> EXTRACT TO READ:
------------

Moving to Nigeria is a big challenge for many expats. The InterNations Expat Guide offers information on the country’s paperwork-heavy immigration process, Nigerian cities, and other useful info you should be aware of before relocating to Nigeria.

Warning: Due to recent terrorist activity, travel warnings are in place for certain areas in Nigeria. Read our section on Expat Safety in Nigeria for more information.

Expat Destinations in Nigeria

Most expats moving to Nigeria obviously choose Nigeria’s economic and industrial centers. The majority of these are found in the country’s southern coastal regions. Furthermore, many expats are living in Nigeria’s Free Trade Zones, which usually feature residence compounds for employees.

If you are not moving to Nigeria solely for business reasons, but also for the cultural experience, you might want to go explore the country in detail. Please consider the safety precautions we have compiled in our article on Living in Nigeria before you consider freely roaming the country.

Lagos

Lagos is the largest city and thus the first choice for many expats moving to Nigeria. Though exact estimates vary, with a population in 2014 of around 21 million in the wider metropolitan area, it is considered the most populous city in Africa, surpassing even Cairo. The metropolis on the Gulf of Guinea has experienced rapid growth, as moving to the country’s economic and cultural center remains a big incentive for people from rural regions and abroad.

------------

Copy the part of the text on moving to Nigeria that begins with "Most expats moving" and ends after "compounds for employees.", putting "housing compounds" in place of "residence compounds".

> RECORDS PROVIDED:

------------

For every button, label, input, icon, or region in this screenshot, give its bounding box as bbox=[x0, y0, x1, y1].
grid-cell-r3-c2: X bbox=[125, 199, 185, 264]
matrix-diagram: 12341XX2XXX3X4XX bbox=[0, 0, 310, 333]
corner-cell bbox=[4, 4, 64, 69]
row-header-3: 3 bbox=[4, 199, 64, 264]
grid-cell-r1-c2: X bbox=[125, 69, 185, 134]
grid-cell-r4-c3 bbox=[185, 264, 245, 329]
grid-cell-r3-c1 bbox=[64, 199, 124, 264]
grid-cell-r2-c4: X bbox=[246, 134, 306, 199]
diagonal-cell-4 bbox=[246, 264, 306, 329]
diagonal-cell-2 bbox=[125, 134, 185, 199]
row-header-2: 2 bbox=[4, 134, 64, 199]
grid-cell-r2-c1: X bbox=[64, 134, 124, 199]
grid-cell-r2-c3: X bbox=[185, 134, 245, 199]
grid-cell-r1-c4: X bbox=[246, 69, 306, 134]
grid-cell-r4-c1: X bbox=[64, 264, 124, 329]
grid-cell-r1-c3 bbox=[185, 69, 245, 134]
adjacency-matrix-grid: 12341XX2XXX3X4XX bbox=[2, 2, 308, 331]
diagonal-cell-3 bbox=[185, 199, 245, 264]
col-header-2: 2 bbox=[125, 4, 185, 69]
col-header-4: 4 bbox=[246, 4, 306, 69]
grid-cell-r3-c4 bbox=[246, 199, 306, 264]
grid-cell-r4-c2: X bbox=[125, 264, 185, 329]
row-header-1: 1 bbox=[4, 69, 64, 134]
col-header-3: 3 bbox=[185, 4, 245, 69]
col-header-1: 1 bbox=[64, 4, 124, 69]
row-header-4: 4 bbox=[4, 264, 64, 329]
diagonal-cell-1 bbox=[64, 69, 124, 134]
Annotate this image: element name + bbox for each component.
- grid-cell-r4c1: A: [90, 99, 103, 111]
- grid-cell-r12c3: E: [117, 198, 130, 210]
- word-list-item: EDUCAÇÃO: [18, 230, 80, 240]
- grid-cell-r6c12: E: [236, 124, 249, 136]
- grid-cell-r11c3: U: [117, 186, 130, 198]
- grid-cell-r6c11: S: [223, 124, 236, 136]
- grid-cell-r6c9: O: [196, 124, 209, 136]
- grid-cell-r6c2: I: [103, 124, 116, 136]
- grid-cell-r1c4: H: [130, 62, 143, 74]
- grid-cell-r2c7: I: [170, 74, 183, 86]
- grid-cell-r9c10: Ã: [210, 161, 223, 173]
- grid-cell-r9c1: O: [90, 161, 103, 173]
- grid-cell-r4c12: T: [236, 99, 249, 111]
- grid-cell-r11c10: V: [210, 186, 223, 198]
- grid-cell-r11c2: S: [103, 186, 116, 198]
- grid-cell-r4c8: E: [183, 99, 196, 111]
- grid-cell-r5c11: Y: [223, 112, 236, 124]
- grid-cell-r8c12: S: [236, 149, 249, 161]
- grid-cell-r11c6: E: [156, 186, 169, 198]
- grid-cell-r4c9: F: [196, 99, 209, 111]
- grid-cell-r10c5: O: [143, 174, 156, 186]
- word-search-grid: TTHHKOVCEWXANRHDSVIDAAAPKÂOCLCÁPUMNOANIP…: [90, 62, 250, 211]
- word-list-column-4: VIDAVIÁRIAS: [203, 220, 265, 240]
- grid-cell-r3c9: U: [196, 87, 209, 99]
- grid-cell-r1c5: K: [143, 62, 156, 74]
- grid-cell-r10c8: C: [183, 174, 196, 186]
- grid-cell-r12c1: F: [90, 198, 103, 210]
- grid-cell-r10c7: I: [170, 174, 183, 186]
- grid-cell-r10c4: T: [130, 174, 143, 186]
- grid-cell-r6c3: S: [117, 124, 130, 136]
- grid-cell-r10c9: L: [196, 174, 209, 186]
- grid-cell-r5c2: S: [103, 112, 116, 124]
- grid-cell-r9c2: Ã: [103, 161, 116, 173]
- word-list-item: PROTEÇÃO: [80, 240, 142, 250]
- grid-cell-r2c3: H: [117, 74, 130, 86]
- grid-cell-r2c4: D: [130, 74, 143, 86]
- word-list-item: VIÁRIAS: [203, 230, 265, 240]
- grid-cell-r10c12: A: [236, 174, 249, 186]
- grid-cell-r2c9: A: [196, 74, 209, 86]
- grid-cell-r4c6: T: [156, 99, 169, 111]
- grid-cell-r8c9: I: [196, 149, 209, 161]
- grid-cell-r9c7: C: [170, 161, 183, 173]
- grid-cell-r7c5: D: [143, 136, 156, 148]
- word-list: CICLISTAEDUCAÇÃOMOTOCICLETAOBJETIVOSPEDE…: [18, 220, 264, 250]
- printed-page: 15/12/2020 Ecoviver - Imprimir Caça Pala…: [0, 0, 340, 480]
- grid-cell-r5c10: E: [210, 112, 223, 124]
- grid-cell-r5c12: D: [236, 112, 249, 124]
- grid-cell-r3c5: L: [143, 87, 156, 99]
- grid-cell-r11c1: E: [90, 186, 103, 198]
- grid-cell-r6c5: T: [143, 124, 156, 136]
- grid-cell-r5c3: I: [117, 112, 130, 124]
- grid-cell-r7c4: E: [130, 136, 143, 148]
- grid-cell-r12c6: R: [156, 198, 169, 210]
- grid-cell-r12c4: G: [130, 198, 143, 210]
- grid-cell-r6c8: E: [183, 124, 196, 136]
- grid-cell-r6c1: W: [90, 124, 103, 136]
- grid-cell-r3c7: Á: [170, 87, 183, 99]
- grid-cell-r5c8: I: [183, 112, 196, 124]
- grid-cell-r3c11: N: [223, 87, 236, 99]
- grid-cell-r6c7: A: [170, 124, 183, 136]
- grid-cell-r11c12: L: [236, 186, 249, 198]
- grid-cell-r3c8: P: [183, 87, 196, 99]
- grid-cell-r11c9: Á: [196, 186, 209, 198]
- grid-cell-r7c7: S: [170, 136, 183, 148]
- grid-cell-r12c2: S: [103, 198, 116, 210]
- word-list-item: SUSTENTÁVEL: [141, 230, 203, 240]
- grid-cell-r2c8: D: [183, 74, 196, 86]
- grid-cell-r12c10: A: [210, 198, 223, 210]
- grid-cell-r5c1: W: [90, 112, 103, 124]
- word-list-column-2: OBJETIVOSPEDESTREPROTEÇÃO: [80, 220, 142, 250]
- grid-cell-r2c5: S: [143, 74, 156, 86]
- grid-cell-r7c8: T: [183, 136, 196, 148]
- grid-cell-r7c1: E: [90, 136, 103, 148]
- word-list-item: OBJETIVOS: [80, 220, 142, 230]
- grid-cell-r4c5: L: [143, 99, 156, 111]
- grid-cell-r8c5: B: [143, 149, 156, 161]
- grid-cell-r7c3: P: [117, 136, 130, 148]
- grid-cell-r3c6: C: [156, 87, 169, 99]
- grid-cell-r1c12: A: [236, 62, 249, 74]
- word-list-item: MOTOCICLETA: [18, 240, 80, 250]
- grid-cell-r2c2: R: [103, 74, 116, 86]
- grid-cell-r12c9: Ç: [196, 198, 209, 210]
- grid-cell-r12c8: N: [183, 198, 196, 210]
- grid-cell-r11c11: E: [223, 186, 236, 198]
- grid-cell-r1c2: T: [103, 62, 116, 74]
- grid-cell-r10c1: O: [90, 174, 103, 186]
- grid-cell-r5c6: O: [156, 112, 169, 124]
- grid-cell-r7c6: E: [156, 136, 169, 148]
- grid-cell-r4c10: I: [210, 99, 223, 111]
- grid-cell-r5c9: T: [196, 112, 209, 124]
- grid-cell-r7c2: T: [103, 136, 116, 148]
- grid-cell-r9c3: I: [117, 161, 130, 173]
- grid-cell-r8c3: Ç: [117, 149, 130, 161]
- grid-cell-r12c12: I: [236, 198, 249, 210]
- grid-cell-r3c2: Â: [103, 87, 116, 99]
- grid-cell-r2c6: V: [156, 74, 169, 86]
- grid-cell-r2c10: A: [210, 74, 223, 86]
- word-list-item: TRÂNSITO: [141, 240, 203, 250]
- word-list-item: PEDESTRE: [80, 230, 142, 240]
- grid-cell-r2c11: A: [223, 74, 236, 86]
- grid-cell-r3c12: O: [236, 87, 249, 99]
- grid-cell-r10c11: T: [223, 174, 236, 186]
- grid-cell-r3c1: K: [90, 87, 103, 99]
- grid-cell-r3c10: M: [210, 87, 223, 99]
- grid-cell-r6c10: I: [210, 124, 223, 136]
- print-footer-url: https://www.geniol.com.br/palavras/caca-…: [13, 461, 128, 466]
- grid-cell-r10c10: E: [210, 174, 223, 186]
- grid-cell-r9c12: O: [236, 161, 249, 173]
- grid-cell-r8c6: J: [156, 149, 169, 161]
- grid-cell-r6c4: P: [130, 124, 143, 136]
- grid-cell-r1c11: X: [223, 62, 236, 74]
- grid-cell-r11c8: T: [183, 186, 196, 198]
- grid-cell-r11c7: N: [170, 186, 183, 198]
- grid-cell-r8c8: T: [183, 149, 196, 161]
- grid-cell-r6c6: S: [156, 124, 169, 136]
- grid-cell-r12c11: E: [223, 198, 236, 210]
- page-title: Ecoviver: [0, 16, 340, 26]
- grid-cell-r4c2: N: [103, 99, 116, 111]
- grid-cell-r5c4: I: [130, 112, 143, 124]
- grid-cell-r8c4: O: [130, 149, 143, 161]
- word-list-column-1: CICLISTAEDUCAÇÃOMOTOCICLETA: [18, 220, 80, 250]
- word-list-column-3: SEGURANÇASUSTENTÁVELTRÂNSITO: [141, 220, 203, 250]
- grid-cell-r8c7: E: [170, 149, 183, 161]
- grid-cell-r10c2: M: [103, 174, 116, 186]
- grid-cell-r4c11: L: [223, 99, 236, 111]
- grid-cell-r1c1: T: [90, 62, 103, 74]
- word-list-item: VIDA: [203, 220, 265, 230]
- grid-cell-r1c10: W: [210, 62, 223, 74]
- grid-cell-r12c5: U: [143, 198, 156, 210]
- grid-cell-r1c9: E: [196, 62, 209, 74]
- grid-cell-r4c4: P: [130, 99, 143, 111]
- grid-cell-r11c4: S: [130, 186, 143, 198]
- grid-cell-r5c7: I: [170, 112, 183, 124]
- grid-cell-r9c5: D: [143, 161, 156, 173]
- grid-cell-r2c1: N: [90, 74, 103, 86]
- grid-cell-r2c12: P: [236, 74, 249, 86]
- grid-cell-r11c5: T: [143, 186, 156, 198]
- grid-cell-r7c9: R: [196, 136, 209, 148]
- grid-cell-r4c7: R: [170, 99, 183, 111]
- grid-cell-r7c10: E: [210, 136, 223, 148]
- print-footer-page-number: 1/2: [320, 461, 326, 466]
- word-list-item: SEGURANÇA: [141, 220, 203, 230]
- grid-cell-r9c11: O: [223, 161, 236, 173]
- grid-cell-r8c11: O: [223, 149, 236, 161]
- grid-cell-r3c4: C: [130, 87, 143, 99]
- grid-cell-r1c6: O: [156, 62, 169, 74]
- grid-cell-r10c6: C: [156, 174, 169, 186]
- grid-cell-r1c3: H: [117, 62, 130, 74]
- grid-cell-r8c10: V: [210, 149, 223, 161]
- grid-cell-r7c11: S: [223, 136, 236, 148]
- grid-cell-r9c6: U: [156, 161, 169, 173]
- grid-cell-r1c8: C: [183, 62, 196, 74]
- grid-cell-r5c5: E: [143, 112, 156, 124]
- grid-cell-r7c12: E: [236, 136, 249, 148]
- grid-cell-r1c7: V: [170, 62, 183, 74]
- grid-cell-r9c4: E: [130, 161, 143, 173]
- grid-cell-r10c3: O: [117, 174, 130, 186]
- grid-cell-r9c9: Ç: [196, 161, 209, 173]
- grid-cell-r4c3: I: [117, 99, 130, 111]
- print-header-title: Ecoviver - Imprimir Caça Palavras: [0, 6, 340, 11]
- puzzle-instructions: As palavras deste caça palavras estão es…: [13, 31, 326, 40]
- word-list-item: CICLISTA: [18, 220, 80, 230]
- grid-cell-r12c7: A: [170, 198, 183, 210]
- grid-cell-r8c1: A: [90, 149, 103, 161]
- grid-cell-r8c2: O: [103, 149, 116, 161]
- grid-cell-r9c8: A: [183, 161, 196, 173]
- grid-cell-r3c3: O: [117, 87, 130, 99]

------------

> EXERCISE SOLUTION:
Most expats moving to Nigeria obviously choose Nigeria’s economic and industrial centers. The majority of these are found in the country’s southern coastal regions. Furthermore, many expats are living in Nigeria’s Free Trade Zones, which usually feature housing compounds for employees.